**JOB:**
Count the lines in the records below that contain the word "Kingdom", and give only that number.

(Rows from a figure dataset)

(begin)

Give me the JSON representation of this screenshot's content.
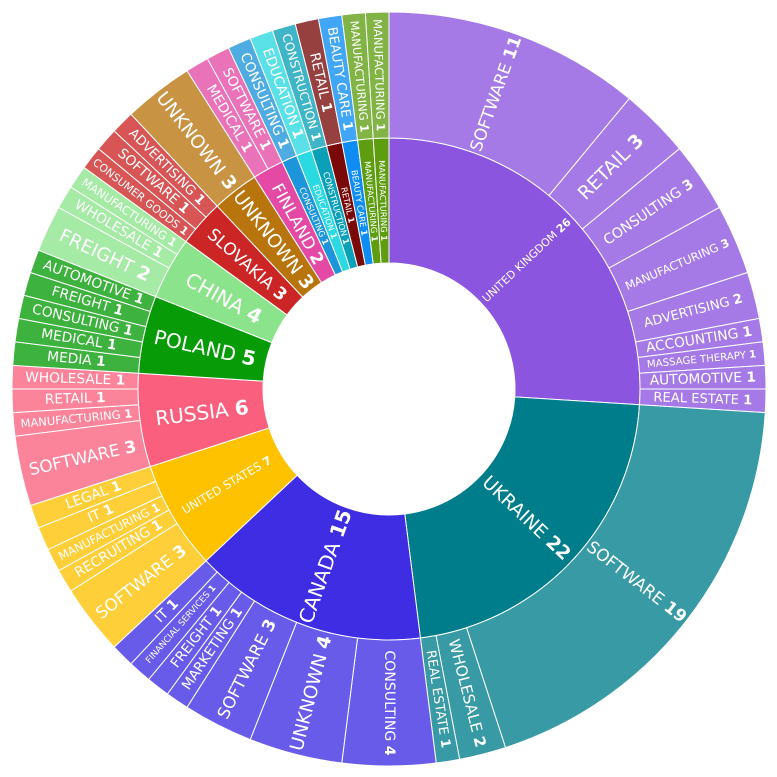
{
  "chart_data": {
    "type": "sunburst",
    "title": "",
    "colors": {
      "United Kingdom": "#8c55e0",
      "Ukraine": "#007d8a",
      "Canada": "#3f2de4",
      "United States": "#fec200",
      "Russia": "#fa607e",
      "Poland": "#079c07",
      "China": "#8be48b",
      "Slovakia": "#cc2525",
      "Unknown": "#b8740d",
      "Finland": "#e44aa5",
      "Education": "#2bd9e2",
      "Retail": "#7a0a0a",
      "Beauty Care": "#0d8df4",
      "Manufacturing": "#5e9d10",
      "Construction": "#0aa0b8",
      "Software": "#ff8a00",
      "Consulting": "#1d95db"
    },
    "countries": [
      {
        "name": "United Kingdom",
        "value": 26,
        "children": [
          {
            "name": "Software",
            "value": 11
          },
          {
            "name": "Retail",
            "value": 3
          },
          {
            "name": "Consulting",
            "value": 3
          },
          {
            "name": "Manufacturing",
            "value": 3
          },
          {
            "name": "Advertising",
            "value": 2
          },
          {
            "name": "Accounting",
            "value": 1
          },
          {
            "name": "Massage Therapy",
            "value": 1
          },
          {
            "name": "Automotive",
            "value": 1
          },
          {
            "name": "Real Estate",
            "value": 1
          }
        ]
      },
      {
        "name": "Ukraine",
        "value": 22,
        "children": [
          {
            "name": "Software",
            "value": 19
          },
          {
            "name": "Wholesale",
            "value": 2
          },
          {
            "name": "Real Estate",
            "value": 1
          }
        ]
      },
      {
        "name": "Canada",
        "value": 15,
        "children": [
          {
            "name": "Consulting",
            "value": 4
          },
          {
            "name": "Unknown",
            "value": 4
          },
          {
            "name": "Software",
            "value": 3
          },
          {
            "name": "Marketing",
            "value": 1
          },
          {
            "name": "Freight",
            "value": 1
          },
          {
            "name": "Financial Services",
            "value": 1
          },
          {
            "name": "IT",
            "value": 1
          }
        ]
      },
      {
        "name": "United States",
        "value": 7,
        "children": [
          {
            "name": "Software",
            "value": 3
          },
          {
            "name": "Recruiting",
            "value": 1
          },
          {
            "name": "Manufacturing",
            "value": 1
          },
          {
            "name": "IT",
            "value": 1
          },
          {
            "name": "Legal",
            "value": 1
          }
        ]
      },
      {
        "name": "Russia",
        "value": 6,
        "children": [
          {
            "name": "Software",
            "value": 3
          },
          {
            "name": "Manufacturing",
            "value": 1
          },
          {
            "name": "Retail",
            "value": 1
          },
          {
            "name": "Wholesale",
            "value": 1
          }
        ]
      },
      {
        "name": "Poland",
        "value": 5,
        "children": [
          {
            "name": "Media",
            "value": 1
          },
          {
            "name": "Medical",
            "value": 1
          },
          {
            "name": "Consulting",
            "value": 1
          },
          {
            "name": "Freight",
            "value": 1
          },
          {
            "name": "Automotive",
            "value": 1
          }
        ]
      },
      {
        "name": "China",
        "value": 4,
        "children": [
          {
            "name": "Freight",
            "value": 2
          },
          {
            "name": "Wholesale",
            "value": 1
          },
          {
            "name": "Manufacturing",
            "value": 1
          }
        ]
      },
      {
        "name": "Slovakia",
        "value": 3,
        "children": [
          {
            "name": "Consumer Goods",
            "value": 1
          },
          {
            "name": "Software",
            "value": 1
          },
          {
            "name": "Advertising",
            "value": 1
          }
        ]
      },
      {
        "name": "Unknown",
        "value": 3,
        "children": [
          {
            "name": "Unknown",
            "value": 3
          }
        ]
      },
      {
        "name": "Finland",
        "value": 2,
        "children": [
          {
            "name": "Medical",
            "value": 1
          },
          {
            "name": "Software",
            "value": 1
          }
        ]
      },
      {
        "name": "Consulting",
        "value": 1,
        "children": [
          {
            "name": "Consulting",
            "value": 1
          }
        ]
      },
      {
        "name": "Education",
        "value": 1,
        "children": [
          {
            "name": "Education",
            "value": 1
          }
        ]
      },
      {
        "name": "Construction",
        "value": 1,
        "children": [
          {
            "name": "Construction",
            "value": 1
          }
        ]
      },
      {
        "name": "Retail",
        "value": 1,
        "children": [
          {
            "name": "Retail",
            "value": 1
          }
        ]
      },
      {
        "name": "Beauty Care",
        "value": 1,
        "children": [
          {
            "name": "Beauty Care",
            "value": 1
          }
        ]
      },
      {
        "name": "Manufacturing",
        "value": 1,
        "children": [
          {
            "name": "Manufacturing",
            "value": 1
          }
        ]
      },
      {
        "name": "Manufacturing",
        "value": 1,
        "children": [
          {
            "name": "Manufacturing",
            "value": 1
          }
        ]
      }
    ]
  }
}
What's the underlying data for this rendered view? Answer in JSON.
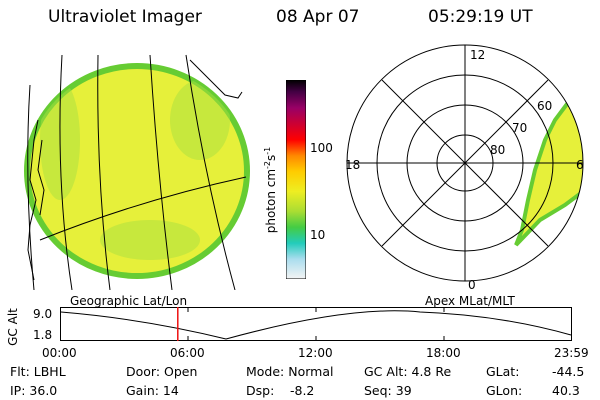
{
  "header": {
    "title": "Ultraviolet Imager",
    "date": "08 Apr 07",
    "time": "05:29:19 UT"
  },
  "geo_label": "Geographic Lat/Lon",
  "apex_label": "Apex MLat/MLT",
  "colorbar": {
    "label_base": "photon cm",
    "label_exp1": "-2",
    "label_mid": "s",
    "label_exp2": "-1",
    "ticks": [
      "100",
      "10"
    ]
  },
  "polar": {
    "mlt_labels": [
      "12",
      "18",
      "6",
      "0"
    ],
    "lat_labels": [
      "60",
      "70",
      "80"
    ]
  },
  "timeline": {
    "ylabel": "GC Alt",
    "ymax": "9.0",
    "ymin": "1.8",
    "xticks": [
      "00:00",
      "06:00",
      "12:00",
      "18:00",
      "23:59"
    ],
    "marker_fraction": 0.229
  },
  "info": {
    "flt": "Flt: LBHL",
    "ip": "IP: 36.0",
    "door": "Door: Open",
    "gain": "Gain: 14",
    "mode": "Mode: Normal",
    "dsp_label": "Dsp:",
    "dsp_value": "-8.2",
    "gcalt": "GC Alt: 4.8 Re",
    "seq": "Seq: 39",
    "glat_label": "GLat:",
    "glat_value": "-44.5",
    "glon_label": "GLon:",
    "glon_value": "40.3"
  },
  "colors": {
    "disk_fill": "#e6f03a",
    "disk_edge": "#66cc33",
    "bg": "#ffffff"
  }
}
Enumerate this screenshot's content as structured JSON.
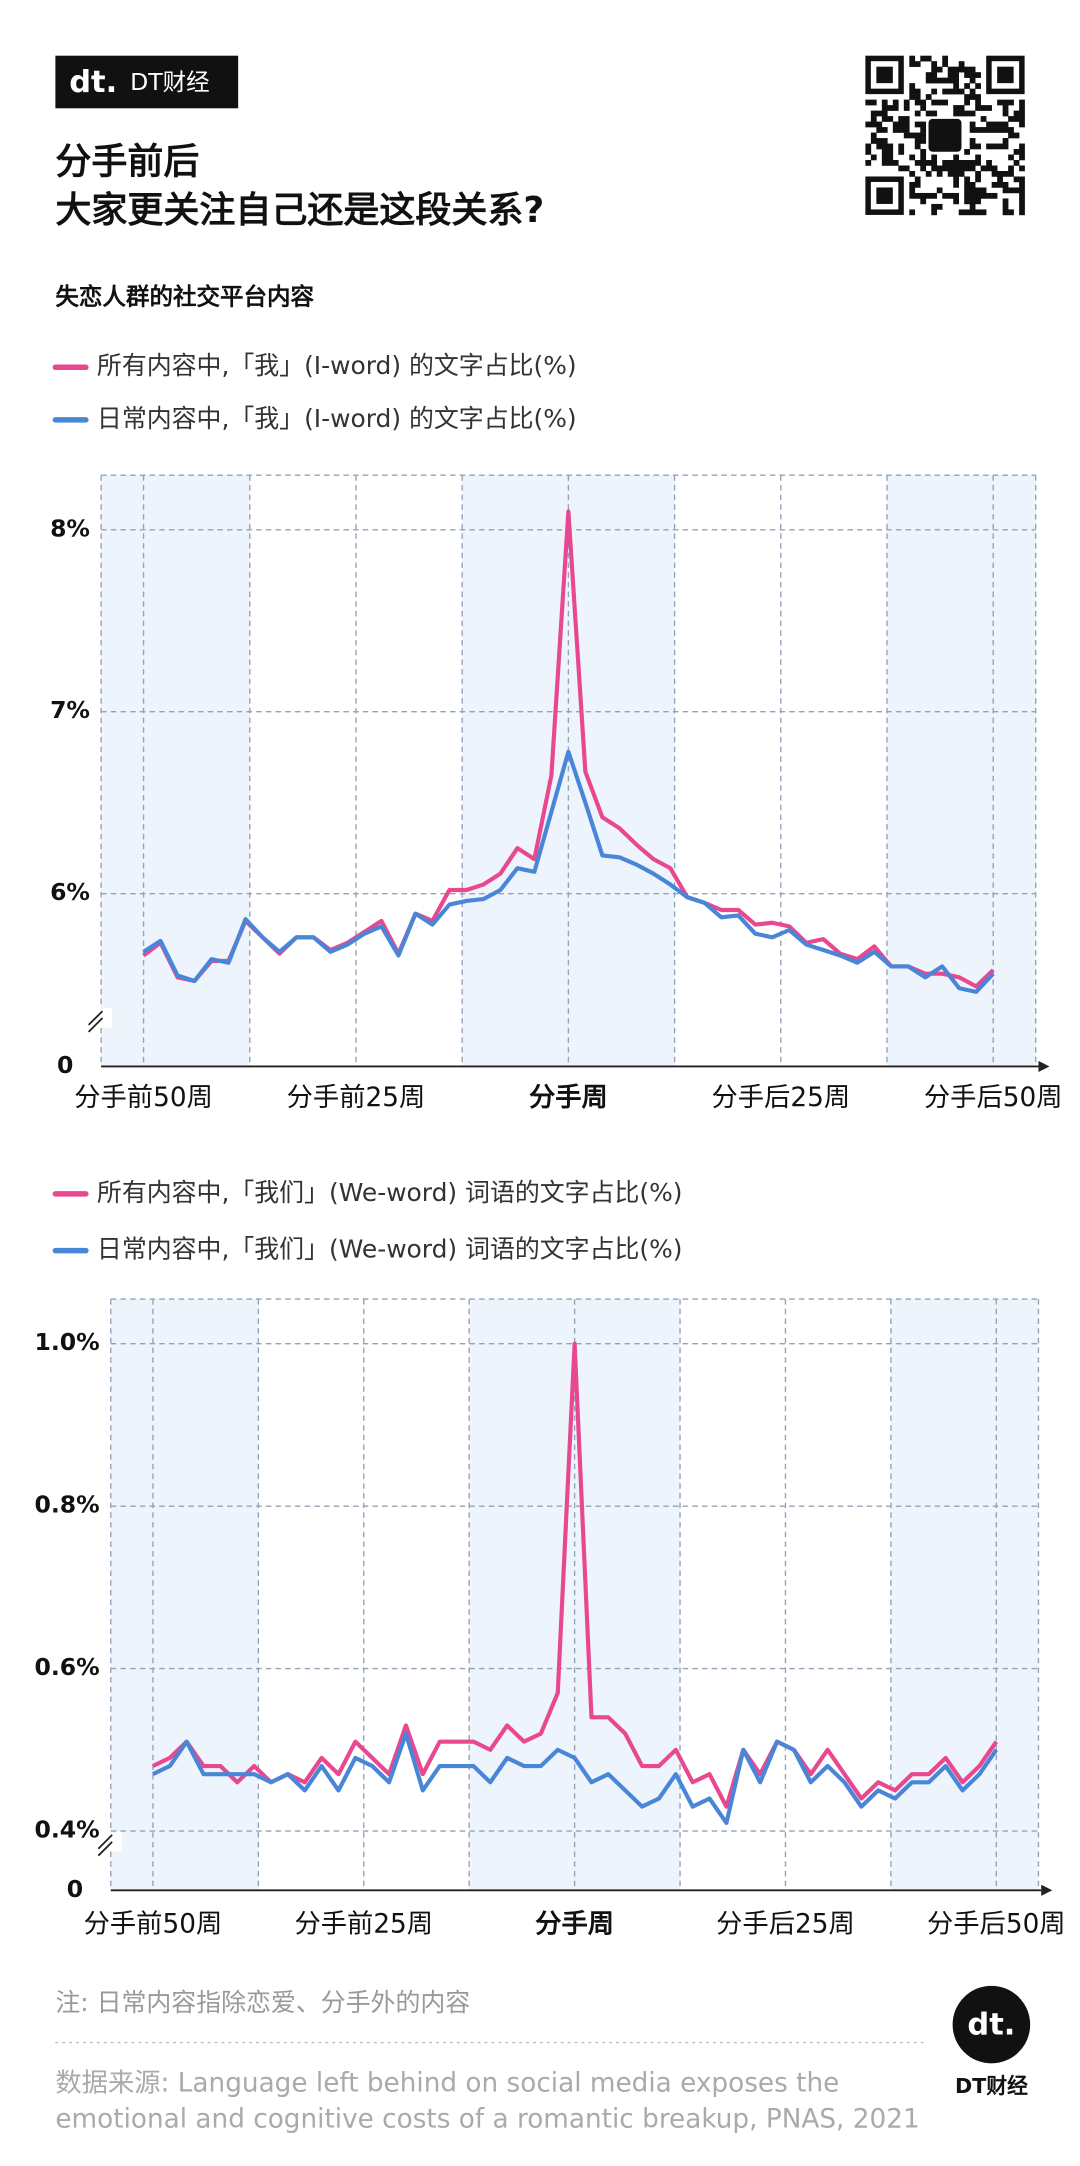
{
  "header": {
    "logo_mark": "dt.",
    "logo_text": "DT财经",
    "title": [
      "分手前后",
      "大家更关注自己还是这段关系?"
    ],
    "subtitle": "失恋人群的社交平台内容"
  },
  "chart_data": [
    {
      "type": "line",
      "x": [
        -50,
        -48,
        -46,
        -44,
        -42,
        -40,
        -38,
        -36,
        -34,
        -32,
        -30,
        -28,
        -26,
        -24,
        -22,
        -20,
        -18,
        -16,
        -14,
        -12,
        -10,
        -8,
        -6,
        -4,
        -2,
        0,
        2,
        4,
        6,
        8,
        10,
        12,
        14,
        16,
        18,
        20,
        22,
        24,
        26,
        28,
        30,
        32,
        34,
        36,
        38,
        40,
        42,
        44,
        46,
        48,
        50
      ],
      "series": [
        {
          "name": "所有内容中,「我」(I-word) 的文字占比(%)",
          "color": "#e8488f",
          "values": [
            5.66,
            5.73,
            5.54,
            5.52,
            5.63,
            5.63,
            5.85,
            5.76,
            5.67,
            5.76,
            5.76,
            5.69,
            5.73,
            5.79,
            5.85,
            5.67,
            5.89,
            5.85,
            6.02,
            6.02,
            6.05,
            6.11,
            6.25,
            6.19,
            6.65,
            8.1,
            6.67,
            6.42,
            6.36,
            6.27,
            6.19,
            6.14,
            5.98,
            5.95,
            5.91,
            5.91,
            5.83,
            5.84,
            5.82,
            5.73,
            5.75,
            5.67,
            5.64,
            5.71,
            5.6,
            5.6,
            5.56,
            5.56,
            5.54,
            5.49,
            5.58
          ]
        },
        {
          "name": "日常内容中,「我」(I-word) 的文字占比(%)",
          "color": "#4a86d8",
          "values": [
            5.68,
            5.74,
            5.55,
            5.52,
            5.64,
            5.62,
            5.86,
            5.76,
            5.68,
            5.76,
            5.76,
            5.68,
            5.72,
            5.78,
            5.82,
            5.66,
            5.89,
            5.83,
            5.94,
            5.96,
            5.97,
            6.02,
            6.14,
            6.12,
            6.45,
            6.78,
            6.5,
            6.21,
            6.2,
            6.16,
            6.11,
            6.05,
            5.98,
            5.95,
            5.87,
            5.88,
            5.78,
            5.76,
            5.8,
            5.72,
            5.69,
            5.66,
            5.62,
            5.68,
            5.6,
            5.6,
            5.54,
            5.6,
            5.48,
            5.46,
            5.56
          ]
        }
      ],
      "xlim": [
        -55,
        55
      ],
      "xticks": [
        {
          "value": -50,
          "label": "分手前50周"
        },
        {
          "value": -25,
          "label": "分手前25周"
        },
        {
          "value": 0,
          "label": "分手周"
        },
        {
          "value": 25,
          "label": "分手后25周"
        },
        {
          "value": 50,
          "label": "分手后50周"
        }
      ],
      "x_grid": [
        -50,
        -37.5,
        -25,
        -12.5,
        0,
        12.5,
        25,
        37.5,
        50
      ],
      "bands": [
        [
          -55,
          -37.5
        ],
        [
          -12.5,
          12.5
        ],
        [
          37.5,
          55
        ]
      ],
      "ylim": [
        5.05,
        8.3
      ],
      "yticks": [
        {
          "value": 6,
          "label": "6%"
        },
        {
          "value": 7,
          "label": "7%"
        },
        {
          "value": 8,
          "label": "8%"
        }
      ],
      "axis_break_label": "0",
      "grid": true
    },
    {
      "type": "line",
      "x": [
        -50,
        -48,
        -46,
        -44,
        -42,
        -40,
        -38,
        -36,
        -34,
        -32,
        -30,
        -28,
        -26,
        -24,
        -22,
        -20,
        -18,
        -16,
        -14,
        -12,
        -10,
        -8,
        -6,
        -4,
        -2,
        0,
        2,
        4,
        6,
        8,
        10,
        12,
        14,
        16,
        18,
        20,
        22,
        24,
        26,
        28,
        30,
        32,
        34,
        36,
        38,
        40,
        42,
        44,
        46,
        48,
        50
      ],
      "series": [
        {
          "name": "所有内容中,「我们」(We-word) 词语的文字占比(%)",
          "color": "#e8488f",
          "values": [
            0.48,
            0.49,
            0.51,
            0.48,
            0.48,
            0.46,
            0.48,
            0.46,
            0.47,
            0.46,
            0.49,
            0.47,
            0.51,
            0.49,
            0.47,
            0.53,
            0.47,
            0.51,
            0.51,
            0.51,
            0.5,
            0.53,
            0.51,
            0.52,
            0.57,
            1.0,
            0.54,
            0.54,
            0.52,
            0.48,
            0.48,
            0.5,
            0.46,
            0.47,
            0.43,
            0.5,
            0.47,
            0.51,
            0.5,
            0.47,
            0.5,
            0.47,
            0.44,
            0.46,
            0.45,
            0.47,
            0.47,
            0.49,
            0.46,
            0.48,
            0.51
          ]
        },
        {
          "name": "日常内容中,「我们」(We-word) 词语的文字占比(%)",
          "color": "#4a86d8",
          "values": [
            0.47,
            0.48,
            0.51,
            0.47,
            0.47,
            0.47,
            0.47,
            0.46,
            0.47,
            0.45,
            0.48,
            0.45,
            0.49,
            0.48,
            0.46,
            0.52,
            0.45,
            0.48,
            0.48,
            0.48,
            0.46,
            0.49,
            0.48,
            0.48,
            0.5,
            0.49,
            0.46,
            0.47,
            0.45,
            0.43,
            0.44,
            0.47,
            0.43,
            0.44,
            0.41,
            0.5,
            0.46,
            0.51,
            0.5,
            0.46,
            0.48,
            0.46,
            0.43,
            0.45,
            0.44,
            0.46,
            0.46,
            0.48,
            0.45,
            0.47,
            0.5
          ]
        }
      ],
      "xlim": [
        -55,
        55
      ],
      "xticks": [
        {
          "value": -50,
          "label": "分手前50周"
        },
        {
          "value": -25,
          "label": "分手前25周"
        },
        {
          "value": 0,
          "label": "分手周"
        },
        {
          "value": 25,
          "label": "分手后25周"
        },
        {
          "value": 50,
          "label": "分手后50周"
        }
      ],
      "x_grid": [
        -50,
        -37.5,
        -25,
        -12.5,
        0,
        12.5,
        25,
        37.5,
        50
      ],
      "bands": [
        [
          -55,
          -37.5
        ],
        [
          -12.5,
          12.5
        ],
        [
          37.5,
          55
        ]
      ],
      "ylim": [
        0.327,
        1.055
      ],
      "yticks": [
        {
          "value": 0.4,
          "label": "0.4%"
        },
        {
          "value": 0.6,
          "label": "0.6%"
        },
        {
          "value": 0.8,
          "label": "0.8%"
        },
        {
          "value": 1.0,
          "label": "1.0%"
        }
      ],
      "axis_break_label": "0",
      "grid": true
    }
  ],
  "footer": {
    "note": "注: 日常内容指除恋爱、分手外的内容",
    "source": [
      "数据来源: Language left behind on social media exposes the",
      "emotional and cognitive costs of a romantic breakup, PNAS, 2021"
    ],
    "logo_mark": "dt.",
    "logo_text": "DT财经"
  }
}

(end)

**ANSWER TO THIS EXERCISE:**
2